Copy out the lines that include the word "colors".

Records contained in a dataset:
--------
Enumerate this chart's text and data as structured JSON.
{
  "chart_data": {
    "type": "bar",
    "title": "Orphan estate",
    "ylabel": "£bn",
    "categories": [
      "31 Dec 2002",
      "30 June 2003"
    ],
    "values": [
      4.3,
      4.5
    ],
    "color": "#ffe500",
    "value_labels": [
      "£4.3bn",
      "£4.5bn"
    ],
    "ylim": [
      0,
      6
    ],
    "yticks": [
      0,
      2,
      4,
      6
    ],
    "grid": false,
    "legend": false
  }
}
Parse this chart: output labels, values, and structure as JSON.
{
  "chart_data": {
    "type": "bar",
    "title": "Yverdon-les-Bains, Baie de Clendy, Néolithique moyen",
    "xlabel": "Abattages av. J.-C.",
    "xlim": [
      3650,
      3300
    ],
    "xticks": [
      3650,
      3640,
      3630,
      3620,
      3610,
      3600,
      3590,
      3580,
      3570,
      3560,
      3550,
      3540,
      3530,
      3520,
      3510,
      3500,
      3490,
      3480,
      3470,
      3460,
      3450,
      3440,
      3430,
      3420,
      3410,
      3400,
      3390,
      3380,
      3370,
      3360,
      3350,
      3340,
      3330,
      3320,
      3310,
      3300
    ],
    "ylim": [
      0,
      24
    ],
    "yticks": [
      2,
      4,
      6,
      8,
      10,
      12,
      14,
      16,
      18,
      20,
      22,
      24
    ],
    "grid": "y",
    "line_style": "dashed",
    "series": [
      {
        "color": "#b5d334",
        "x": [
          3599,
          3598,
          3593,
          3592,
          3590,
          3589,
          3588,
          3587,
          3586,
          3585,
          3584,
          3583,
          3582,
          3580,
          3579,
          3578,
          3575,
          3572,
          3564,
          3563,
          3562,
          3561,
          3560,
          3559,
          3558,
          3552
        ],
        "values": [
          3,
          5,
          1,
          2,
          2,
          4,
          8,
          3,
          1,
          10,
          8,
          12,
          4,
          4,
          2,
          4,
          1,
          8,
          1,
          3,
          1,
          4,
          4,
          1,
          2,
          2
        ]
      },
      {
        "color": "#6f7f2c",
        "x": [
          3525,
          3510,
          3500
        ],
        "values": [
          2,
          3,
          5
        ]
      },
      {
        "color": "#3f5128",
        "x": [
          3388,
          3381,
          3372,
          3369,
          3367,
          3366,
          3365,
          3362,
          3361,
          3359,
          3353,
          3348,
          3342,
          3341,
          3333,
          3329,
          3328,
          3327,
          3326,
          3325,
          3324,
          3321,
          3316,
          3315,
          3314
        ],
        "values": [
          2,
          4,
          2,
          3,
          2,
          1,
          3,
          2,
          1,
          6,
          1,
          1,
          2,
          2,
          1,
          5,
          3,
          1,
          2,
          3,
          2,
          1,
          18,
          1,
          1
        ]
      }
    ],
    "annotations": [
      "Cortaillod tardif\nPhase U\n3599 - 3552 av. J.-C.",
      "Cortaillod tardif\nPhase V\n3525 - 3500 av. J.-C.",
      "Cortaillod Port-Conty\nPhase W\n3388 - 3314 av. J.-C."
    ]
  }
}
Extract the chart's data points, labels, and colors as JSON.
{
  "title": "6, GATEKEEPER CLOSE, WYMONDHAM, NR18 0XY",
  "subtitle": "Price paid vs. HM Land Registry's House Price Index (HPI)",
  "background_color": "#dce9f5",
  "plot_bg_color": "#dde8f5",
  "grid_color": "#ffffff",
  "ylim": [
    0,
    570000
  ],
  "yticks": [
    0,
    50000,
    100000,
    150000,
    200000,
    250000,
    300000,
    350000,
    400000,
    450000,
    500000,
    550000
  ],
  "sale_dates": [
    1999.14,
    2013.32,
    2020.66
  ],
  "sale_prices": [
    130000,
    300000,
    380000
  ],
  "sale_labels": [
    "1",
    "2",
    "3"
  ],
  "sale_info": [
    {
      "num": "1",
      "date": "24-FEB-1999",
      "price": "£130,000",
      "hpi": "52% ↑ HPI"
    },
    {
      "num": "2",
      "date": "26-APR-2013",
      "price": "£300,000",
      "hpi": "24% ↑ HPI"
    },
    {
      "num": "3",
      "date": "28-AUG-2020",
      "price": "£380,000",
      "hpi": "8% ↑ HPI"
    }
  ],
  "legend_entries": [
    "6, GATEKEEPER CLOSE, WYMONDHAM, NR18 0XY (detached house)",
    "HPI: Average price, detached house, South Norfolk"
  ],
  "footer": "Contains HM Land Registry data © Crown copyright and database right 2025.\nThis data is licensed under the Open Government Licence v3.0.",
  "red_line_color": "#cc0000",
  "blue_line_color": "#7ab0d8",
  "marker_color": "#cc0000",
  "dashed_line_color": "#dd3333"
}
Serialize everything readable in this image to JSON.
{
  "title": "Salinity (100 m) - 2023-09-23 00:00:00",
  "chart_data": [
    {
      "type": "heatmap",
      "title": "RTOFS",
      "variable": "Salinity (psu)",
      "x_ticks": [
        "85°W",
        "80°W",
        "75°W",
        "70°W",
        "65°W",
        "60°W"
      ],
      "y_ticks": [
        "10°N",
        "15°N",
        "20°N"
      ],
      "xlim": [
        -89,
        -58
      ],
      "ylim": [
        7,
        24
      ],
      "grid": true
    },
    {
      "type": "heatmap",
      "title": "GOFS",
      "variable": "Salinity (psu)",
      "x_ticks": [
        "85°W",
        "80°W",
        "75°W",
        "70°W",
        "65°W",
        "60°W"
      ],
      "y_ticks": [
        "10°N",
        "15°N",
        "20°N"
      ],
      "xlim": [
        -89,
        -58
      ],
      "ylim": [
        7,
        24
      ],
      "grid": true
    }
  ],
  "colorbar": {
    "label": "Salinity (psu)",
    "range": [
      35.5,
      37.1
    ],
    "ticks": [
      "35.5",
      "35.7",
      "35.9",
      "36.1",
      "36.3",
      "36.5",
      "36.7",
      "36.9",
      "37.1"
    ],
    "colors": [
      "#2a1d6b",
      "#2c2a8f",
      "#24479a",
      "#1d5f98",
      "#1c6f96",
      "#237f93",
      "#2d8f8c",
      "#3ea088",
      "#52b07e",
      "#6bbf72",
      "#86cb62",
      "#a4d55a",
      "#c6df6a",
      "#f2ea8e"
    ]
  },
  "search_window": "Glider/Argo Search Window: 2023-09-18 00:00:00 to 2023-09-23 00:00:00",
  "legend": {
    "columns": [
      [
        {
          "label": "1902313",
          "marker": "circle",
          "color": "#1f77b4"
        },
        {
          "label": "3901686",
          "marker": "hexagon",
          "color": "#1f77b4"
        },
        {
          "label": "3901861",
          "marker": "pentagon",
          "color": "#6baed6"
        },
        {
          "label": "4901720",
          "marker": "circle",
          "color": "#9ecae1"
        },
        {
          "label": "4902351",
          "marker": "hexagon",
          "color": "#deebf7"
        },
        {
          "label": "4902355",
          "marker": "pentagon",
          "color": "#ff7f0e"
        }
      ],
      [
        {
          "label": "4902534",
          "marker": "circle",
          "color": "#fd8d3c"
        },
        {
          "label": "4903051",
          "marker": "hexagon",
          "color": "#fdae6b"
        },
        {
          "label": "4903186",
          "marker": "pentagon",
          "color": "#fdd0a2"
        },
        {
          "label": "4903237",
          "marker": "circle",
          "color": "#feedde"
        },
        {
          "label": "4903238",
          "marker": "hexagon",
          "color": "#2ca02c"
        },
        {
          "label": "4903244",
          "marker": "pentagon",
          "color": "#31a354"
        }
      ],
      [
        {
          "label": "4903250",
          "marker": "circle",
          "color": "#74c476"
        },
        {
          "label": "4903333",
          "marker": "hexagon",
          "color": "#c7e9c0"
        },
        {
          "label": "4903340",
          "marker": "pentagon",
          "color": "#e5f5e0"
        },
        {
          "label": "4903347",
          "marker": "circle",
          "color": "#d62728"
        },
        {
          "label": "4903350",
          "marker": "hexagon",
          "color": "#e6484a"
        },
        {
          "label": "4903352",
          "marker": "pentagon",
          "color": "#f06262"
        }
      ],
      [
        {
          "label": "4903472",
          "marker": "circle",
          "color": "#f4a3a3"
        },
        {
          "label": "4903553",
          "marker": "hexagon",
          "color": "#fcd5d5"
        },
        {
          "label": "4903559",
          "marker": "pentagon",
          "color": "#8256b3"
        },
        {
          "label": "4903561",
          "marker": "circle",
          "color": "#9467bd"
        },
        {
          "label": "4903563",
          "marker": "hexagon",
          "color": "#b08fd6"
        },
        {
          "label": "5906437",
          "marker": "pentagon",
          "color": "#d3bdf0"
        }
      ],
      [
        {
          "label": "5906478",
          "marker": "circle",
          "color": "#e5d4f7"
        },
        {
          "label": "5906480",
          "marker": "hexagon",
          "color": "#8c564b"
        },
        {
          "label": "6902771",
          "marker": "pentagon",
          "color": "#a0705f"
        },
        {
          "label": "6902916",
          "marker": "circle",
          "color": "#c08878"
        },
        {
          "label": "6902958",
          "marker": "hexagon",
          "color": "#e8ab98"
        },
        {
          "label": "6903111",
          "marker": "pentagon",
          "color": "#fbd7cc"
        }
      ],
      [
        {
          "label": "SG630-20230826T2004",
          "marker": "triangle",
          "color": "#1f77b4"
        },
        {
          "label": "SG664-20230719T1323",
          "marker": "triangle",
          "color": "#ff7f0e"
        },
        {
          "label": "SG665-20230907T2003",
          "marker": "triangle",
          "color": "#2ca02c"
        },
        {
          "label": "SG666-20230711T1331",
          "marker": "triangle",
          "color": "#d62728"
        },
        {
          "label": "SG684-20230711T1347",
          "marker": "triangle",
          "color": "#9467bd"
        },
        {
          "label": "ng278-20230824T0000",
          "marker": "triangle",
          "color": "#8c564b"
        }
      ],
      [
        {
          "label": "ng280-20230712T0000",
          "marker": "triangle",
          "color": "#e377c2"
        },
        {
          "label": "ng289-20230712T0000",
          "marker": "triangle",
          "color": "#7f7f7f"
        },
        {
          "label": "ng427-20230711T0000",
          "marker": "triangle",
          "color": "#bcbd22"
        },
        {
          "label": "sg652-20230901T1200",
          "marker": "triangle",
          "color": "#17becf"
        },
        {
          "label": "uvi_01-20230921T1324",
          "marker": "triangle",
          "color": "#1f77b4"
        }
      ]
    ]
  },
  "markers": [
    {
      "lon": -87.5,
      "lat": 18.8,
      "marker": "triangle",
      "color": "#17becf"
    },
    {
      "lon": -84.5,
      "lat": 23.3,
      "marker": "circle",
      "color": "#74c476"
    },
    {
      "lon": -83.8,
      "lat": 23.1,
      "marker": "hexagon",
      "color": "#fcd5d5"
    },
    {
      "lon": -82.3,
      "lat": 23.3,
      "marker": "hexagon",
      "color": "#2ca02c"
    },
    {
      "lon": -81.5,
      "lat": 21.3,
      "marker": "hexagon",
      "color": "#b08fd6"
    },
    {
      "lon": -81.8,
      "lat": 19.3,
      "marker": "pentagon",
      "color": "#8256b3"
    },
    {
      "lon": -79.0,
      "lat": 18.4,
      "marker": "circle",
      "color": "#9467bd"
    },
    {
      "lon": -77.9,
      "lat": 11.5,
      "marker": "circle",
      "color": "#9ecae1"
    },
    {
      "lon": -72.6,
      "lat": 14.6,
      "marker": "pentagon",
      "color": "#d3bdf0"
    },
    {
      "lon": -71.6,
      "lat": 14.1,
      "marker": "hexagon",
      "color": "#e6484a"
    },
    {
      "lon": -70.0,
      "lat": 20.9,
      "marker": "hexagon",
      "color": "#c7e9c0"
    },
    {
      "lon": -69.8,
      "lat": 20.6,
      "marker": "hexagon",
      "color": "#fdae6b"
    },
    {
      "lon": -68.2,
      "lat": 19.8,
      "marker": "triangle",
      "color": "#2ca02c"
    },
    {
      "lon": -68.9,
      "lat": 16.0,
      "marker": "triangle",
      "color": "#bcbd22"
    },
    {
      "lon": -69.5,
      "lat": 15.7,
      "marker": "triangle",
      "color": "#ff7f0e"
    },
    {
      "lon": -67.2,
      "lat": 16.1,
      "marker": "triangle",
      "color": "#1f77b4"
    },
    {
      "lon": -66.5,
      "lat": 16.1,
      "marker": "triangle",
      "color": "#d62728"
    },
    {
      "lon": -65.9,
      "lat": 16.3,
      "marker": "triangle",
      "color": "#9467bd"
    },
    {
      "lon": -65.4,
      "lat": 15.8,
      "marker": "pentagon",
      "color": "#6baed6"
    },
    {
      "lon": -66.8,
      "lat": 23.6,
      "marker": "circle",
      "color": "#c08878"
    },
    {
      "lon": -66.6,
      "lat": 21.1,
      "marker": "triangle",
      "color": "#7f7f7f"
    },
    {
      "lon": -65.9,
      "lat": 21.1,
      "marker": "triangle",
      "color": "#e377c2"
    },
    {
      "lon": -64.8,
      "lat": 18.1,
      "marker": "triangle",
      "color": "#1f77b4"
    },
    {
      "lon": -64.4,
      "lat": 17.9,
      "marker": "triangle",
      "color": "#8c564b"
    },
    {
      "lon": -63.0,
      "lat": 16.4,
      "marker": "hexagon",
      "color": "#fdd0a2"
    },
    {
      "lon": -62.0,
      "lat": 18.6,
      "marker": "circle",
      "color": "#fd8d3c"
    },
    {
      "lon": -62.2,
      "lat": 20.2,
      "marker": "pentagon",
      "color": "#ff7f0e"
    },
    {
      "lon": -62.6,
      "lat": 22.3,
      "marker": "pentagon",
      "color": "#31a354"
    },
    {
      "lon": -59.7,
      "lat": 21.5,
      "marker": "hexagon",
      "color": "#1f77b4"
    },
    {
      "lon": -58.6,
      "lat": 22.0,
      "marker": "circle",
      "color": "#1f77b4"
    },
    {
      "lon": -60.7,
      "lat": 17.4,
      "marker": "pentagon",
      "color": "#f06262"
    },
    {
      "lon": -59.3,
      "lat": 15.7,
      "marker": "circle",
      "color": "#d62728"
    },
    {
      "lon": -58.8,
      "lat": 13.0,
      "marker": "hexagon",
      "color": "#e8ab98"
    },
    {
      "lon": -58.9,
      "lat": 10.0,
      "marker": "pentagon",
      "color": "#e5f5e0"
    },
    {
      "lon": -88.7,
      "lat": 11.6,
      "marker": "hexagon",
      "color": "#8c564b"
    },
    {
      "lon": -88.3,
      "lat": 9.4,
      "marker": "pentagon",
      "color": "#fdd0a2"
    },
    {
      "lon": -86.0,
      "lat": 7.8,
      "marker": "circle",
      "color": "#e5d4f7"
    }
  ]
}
--------
Task result =
Extract the chart's data points, labels, and colors as JSON.
    "colors": [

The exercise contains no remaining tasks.